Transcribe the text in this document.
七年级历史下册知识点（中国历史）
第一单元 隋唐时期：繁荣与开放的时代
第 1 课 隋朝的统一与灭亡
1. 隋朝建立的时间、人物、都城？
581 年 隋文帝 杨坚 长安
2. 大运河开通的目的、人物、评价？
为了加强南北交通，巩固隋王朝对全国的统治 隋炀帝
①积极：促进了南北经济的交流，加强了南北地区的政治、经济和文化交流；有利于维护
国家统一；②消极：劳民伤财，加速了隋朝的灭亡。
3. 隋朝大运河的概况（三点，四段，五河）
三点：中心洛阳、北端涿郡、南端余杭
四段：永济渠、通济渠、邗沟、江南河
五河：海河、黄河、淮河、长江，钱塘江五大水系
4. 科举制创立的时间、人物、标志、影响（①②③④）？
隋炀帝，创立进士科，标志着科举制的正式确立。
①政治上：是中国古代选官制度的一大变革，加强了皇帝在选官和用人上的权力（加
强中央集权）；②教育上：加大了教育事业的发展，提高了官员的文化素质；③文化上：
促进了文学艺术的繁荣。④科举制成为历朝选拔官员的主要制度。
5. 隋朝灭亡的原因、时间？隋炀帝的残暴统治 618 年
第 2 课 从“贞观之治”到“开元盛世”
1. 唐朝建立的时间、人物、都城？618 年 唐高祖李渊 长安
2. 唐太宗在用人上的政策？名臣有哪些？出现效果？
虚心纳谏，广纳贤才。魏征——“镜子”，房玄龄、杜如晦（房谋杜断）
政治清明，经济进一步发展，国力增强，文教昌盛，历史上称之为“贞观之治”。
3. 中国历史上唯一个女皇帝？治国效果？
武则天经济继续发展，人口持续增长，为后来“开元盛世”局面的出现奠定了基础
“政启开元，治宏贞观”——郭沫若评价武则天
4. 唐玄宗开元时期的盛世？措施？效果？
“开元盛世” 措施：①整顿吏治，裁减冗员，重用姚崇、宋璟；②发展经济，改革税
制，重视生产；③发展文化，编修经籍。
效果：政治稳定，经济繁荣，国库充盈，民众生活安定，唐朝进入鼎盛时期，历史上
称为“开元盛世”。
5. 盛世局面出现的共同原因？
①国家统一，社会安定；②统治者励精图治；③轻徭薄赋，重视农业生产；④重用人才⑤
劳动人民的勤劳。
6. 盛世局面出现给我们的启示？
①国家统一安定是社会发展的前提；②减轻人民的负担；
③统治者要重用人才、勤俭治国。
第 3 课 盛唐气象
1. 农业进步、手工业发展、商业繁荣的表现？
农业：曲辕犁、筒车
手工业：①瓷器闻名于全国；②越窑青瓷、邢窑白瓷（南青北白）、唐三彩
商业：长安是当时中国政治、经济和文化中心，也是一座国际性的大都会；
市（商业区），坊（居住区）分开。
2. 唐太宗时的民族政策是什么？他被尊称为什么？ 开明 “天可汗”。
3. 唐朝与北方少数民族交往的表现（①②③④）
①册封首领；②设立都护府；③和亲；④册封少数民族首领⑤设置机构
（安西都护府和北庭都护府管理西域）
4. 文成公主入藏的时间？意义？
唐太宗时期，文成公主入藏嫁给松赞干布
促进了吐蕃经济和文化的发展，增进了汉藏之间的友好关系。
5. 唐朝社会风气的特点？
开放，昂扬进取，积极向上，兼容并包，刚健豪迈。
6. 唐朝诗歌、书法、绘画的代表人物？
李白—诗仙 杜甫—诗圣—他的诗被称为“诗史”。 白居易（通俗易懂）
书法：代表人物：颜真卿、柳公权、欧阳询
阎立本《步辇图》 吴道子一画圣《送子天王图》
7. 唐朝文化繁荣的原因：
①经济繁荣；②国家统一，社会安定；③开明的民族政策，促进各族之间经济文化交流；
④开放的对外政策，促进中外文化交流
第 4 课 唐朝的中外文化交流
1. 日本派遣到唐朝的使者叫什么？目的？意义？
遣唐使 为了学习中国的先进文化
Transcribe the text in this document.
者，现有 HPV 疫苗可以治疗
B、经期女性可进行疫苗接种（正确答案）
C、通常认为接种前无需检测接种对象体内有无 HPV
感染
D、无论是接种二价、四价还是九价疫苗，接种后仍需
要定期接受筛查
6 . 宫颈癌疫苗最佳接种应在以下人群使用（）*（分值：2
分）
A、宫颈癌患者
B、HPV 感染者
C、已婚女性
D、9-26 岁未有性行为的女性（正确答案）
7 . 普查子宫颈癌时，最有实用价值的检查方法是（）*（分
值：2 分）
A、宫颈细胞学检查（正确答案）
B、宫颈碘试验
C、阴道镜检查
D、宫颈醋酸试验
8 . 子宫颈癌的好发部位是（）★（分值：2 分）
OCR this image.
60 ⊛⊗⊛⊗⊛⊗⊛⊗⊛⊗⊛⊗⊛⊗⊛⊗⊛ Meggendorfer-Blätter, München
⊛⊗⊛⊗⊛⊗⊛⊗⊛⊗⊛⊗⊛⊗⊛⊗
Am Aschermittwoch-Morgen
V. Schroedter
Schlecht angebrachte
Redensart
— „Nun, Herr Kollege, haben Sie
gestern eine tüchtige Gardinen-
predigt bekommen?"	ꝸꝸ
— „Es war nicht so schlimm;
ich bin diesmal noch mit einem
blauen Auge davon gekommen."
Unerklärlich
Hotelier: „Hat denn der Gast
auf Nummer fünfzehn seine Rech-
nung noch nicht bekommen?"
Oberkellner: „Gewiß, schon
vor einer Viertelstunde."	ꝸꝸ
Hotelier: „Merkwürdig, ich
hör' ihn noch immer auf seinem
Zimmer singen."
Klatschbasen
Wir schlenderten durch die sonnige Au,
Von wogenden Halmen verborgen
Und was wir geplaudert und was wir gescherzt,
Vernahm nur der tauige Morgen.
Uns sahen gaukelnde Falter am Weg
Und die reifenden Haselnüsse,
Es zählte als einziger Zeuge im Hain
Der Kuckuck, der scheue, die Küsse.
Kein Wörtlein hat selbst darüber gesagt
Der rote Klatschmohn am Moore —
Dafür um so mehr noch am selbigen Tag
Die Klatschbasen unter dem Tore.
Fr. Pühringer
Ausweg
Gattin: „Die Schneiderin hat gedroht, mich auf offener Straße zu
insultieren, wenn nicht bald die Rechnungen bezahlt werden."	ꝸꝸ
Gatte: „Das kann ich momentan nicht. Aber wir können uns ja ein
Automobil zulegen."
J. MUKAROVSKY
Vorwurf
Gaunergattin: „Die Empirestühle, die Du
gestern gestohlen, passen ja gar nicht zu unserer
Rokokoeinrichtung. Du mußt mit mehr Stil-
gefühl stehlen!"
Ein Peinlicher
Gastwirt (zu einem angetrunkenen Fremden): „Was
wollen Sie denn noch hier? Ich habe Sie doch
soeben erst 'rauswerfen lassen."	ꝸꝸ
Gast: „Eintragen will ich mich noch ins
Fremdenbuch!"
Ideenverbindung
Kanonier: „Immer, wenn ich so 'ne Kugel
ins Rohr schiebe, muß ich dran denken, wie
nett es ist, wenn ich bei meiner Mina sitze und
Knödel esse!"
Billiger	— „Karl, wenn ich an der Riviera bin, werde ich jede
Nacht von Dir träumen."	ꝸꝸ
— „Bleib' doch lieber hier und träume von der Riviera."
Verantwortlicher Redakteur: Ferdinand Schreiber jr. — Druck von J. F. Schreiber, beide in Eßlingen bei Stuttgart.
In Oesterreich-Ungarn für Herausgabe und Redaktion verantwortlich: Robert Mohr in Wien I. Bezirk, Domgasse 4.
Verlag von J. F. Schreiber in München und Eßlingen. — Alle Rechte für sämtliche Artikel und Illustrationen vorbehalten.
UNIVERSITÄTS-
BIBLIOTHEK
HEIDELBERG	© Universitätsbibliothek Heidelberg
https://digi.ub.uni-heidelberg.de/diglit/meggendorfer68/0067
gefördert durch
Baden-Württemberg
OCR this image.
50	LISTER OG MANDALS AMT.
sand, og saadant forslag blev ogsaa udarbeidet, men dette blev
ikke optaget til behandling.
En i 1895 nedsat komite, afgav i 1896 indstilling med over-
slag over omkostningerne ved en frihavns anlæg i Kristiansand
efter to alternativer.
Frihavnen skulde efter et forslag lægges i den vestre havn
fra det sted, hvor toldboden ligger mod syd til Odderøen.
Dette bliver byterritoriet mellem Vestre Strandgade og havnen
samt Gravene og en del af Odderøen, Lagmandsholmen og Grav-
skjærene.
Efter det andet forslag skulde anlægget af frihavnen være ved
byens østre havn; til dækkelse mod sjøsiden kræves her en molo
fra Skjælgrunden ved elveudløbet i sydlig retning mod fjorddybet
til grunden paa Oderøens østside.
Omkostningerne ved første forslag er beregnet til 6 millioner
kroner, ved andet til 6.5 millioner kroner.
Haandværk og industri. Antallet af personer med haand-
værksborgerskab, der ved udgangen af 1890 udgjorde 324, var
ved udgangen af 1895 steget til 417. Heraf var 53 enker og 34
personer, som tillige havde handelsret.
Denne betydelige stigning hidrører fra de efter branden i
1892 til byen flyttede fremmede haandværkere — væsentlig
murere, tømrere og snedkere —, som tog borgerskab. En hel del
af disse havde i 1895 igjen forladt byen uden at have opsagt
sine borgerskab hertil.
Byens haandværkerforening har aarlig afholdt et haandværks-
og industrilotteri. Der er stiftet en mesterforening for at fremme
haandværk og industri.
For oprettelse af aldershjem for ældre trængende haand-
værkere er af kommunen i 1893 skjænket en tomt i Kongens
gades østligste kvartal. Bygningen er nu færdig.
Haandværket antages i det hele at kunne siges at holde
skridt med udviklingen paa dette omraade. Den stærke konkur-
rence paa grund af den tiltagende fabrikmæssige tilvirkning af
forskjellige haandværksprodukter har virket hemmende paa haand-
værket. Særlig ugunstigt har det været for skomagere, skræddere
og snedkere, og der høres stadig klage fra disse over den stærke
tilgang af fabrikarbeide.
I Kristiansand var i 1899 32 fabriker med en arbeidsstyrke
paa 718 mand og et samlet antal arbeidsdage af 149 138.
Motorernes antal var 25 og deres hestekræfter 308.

────────────────

▸ **DIRECTION**:
Looking back at the lines above, state how many contain the word "gestern", and supply nothing besides the number.

▸ **SOLUTION FOR THIS EXERCISE**:
2